TASK DETAILS: Say how many lines contain the string "Montenegro". Give no other output.

(Collected data entries)

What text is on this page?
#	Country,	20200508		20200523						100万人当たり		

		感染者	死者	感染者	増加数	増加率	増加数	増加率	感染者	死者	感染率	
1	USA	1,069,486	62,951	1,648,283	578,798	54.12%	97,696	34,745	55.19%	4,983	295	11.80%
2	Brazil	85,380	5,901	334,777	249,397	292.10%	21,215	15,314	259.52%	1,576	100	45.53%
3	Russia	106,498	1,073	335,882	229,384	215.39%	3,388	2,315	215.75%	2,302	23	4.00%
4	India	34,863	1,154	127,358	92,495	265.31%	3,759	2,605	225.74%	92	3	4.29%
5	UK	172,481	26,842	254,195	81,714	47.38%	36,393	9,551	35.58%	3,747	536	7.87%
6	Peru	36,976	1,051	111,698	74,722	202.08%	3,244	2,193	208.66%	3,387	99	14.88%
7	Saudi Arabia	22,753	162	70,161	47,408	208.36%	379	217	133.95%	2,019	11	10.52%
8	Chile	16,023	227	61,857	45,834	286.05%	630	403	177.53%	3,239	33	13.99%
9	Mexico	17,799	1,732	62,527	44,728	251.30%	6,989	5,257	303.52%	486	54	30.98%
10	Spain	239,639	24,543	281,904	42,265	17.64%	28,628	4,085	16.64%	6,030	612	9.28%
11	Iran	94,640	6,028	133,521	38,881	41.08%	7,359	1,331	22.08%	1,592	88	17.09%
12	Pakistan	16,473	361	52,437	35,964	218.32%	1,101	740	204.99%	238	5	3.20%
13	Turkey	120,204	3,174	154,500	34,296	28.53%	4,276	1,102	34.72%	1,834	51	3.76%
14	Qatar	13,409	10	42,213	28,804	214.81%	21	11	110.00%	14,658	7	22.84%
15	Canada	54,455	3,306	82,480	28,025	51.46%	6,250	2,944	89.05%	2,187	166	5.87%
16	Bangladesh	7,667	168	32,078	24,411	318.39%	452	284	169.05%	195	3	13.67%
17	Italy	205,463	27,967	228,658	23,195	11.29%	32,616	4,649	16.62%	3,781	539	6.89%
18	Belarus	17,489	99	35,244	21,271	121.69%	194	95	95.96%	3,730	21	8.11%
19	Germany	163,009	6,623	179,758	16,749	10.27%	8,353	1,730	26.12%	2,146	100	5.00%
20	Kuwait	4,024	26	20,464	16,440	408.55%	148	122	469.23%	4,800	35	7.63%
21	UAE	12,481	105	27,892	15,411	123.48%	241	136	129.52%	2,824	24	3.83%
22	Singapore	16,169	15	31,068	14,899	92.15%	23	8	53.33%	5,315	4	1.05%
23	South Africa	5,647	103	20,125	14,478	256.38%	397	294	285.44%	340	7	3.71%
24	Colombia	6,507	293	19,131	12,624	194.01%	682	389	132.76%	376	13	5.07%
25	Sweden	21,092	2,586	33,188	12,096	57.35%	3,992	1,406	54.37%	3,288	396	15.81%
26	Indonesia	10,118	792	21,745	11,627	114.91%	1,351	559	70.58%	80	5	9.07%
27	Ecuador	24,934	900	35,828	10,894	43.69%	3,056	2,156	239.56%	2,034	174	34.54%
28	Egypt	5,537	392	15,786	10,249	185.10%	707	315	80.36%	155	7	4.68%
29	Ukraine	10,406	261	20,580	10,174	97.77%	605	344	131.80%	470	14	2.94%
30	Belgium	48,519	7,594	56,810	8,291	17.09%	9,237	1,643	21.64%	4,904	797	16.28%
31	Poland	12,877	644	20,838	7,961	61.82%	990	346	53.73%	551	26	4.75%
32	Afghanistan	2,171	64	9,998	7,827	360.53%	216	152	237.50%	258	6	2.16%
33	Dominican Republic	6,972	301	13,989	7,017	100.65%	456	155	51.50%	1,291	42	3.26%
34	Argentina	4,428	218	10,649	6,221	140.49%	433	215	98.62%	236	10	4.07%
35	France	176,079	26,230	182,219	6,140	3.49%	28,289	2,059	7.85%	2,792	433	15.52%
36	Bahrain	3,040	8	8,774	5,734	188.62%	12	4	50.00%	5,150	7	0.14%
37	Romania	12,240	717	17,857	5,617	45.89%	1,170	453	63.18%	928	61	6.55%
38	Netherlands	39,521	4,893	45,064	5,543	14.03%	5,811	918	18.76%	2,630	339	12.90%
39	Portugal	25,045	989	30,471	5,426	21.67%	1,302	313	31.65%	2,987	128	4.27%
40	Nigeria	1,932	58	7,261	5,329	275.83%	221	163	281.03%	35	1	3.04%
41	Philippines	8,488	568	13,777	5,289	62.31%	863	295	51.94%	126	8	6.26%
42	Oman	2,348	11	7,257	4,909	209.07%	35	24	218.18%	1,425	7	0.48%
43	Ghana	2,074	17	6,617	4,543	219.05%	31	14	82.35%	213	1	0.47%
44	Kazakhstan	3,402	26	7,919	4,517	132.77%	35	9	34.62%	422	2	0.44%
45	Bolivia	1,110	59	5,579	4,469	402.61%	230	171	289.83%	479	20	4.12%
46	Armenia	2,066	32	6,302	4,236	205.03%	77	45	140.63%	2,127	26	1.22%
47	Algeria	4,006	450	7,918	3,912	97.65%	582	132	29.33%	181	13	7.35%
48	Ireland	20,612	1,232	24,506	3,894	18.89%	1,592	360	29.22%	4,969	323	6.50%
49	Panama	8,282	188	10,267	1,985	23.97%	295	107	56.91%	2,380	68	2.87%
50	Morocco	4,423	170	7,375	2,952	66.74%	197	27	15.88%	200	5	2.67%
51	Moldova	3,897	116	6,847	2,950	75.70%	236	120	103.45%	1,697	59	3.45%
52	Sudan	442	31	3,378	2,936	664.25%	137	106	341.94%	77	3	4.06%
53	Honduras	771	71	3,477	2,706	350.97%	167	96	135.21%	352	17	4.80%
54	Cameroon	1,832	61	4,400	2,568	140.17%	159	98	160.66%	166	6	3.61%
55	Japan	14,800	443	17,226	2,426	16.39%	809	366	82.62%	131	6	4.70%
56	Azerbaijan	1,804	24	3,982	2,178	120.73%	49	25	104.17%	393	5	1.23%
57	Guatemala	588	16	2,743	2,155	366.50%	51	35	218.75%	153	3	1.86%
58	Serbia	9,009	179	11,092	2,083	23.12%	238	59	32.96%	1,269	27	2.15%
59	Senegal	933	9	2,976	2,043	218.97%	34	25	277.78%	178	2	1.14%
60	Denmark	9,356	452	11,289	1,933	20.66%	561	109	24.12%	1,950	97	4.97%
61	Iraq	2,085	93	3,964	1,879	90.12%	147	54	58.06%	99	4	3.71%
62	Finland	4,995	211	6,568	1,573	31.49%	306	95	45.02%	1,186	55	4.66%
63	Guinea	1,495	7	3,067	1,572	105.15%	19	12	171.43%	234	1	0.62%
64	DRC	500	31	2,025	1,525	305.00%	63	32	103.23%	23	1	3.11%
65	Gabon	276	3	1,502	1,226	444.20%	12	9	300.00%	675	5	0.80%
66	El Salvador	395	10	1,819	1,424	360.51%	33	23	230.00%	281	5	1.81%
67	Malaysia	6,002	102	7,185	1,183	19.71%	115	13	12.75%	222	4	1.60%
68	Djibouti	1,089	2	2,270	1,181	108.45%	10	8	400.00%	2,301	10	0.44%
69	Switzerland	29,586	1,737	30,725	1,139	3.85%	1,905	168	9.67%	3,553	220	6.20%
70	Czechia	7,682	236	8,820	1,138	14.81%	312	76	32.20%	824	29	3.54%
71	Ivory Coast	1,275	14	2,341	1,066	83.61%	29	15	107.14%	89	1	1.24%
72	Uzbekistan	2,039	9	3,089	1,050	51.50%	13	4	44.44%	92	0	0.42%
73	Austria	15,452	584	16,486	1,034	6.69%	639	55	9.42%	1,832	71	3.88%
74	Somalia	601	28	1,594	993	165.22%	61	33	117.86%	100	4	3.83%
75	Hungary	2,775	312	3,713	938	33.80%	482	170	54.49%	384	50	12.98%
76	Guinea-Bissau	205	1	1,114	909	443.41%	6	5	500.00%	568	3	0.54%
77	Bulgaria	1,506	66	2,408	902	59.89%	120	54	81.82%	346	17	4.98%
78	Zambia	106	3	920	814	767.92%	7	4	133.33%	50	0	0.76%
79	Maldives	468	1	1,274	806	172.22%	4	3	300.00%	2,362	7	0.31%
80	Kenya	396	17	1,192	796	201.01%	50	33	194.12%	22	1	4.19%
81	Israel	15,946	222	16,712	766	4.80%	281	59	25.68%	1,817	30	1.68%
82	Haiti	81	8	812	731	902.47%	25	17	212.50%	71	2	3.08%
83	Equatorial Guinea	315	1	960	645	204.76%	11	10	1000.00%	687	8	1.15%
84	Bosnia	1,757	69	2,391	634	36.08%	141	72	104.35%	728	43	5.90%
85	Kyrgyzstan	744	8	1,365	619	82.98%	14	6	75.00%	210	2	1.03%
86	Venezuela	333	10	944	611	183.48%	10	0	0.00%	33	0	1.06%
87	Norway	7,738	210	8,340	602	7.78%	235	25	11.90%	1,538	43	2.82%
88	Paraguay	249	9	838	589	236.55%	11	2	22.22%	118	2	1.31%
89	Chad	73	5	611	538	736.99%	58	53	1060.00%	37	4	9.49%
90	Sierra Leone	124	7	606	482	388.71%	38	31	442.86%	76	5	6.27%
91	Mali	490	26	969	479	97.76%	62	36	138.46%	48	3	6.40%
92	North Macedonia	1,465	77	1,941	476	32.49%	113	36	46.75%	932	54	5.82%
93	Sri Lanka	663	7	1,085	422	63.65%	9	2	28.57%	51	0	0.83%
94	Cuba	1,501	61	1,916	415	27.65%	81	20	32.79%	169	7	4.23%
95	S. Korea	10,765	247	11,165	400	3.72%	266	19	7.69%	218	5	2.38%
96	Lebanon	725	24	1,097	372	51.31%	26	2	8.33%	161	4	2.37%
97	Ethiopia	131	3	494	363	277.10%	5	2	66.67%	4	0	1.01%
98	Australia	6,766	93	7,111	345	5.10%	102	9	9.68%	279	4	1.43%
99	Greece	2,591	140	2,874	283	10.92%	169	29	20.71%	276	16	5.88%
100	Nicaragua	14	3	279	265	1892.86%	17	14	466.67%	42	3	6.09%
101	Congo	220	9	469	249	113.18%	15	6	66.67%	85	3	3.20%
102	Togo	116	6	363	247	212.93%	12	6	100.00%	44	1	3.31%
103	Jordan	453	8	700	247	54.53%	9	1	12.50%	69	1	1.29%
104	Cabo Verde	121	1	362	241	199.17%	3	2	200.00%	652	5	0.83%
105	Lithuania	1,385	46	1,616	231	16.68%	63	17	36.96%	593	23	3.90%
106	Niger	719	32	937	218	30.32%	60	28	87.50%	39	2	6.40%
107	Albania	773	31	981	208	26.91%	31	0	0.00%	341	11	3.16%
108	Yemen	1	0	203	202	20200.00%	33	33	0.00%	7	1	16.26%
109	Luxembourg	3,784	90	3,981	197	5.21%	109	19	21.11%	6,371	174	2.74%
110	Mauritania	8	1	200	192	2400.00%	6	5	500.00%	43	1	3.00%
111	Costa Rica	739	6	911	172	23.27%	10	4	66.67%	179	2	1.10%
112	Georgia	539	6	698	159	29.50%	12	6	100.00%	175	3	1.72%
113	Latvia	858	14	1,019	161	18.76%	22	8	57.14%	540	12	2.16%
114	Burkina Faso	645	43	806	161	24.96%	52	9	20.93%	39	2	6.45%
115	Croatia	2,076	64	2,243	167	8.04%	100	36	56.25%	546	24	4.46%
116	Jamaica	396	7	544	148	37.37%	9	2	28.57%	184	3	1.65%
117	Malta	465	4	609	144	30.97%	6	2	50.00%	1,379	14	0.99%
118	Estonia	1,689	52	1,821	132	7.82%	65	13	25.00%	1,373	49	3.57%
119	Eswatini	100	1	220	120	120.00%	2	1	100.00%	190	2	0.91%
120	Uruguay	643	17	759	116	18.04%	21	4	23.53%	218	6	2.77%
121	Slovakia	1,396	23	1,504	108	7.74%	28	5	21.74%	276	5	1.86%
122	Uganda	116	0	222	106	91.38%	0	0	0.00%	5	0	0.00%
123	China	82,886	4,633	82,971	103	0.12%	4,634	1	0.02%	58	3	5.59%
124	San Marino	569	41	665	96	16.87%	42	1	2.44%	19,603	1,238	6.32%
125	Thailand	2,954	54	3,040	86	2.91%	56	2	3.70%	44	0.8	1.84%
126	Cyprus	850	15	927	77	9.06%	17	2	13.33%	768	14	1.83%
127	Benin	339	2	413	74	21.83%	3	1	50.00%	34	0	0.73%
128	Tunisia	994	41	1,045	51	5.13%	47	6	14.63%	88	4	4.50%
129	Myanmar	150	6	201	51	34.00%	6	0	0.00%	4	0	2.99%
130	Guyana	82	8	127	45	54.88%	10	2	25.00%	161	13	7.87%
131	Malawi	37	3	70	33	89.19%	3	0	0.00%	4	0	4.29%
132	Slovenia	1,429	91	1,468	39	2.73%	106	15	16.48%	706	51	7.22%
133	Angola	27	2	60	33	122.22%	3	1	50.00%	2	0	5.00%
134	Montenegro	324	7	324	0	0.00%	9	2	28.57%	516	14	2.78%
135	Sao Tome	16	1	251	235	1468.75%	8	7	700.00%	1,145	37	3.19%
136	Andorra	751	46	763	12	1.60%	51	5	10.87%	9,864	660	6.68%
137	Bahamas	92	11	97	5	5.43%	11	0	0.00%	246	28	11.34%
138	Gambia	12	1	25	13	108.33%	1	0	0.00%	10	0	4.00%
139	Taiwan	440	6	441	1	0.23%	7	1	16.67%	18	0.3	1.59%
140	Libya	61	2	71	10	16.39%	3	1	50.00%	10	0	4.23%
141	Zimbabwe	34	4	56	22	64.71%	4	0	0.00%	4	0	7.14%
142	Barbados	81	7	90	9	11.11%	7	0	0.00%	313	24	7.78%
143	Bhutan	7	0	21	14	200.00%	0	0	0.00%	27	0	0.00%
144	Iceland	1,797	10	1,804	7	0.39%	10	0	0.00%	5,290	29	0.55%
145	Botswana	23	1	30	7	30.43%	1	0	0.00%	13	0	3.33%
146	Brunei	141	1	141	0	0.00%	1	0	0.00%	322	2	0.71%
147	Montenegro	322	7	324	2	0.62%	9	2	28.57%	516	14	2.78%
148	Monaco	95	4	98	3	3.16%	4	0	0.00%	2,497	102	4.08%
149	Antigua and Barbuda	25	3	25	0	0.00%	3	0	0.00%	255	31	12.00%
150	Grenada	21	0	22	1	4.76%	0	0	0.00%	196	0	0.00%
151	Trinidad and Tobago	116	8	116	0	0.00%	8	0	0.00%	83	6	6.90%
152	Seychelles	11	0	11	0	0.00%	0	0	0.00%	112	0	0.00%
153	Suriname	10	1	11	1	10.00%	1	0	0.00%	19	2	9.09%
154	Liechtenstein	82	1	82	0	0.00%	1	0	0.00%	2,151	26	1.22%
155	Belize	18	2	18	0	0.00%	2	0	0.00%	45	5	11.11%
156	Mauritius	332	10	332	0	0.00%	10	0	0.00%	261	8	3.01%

EXERCISE RESULT: 2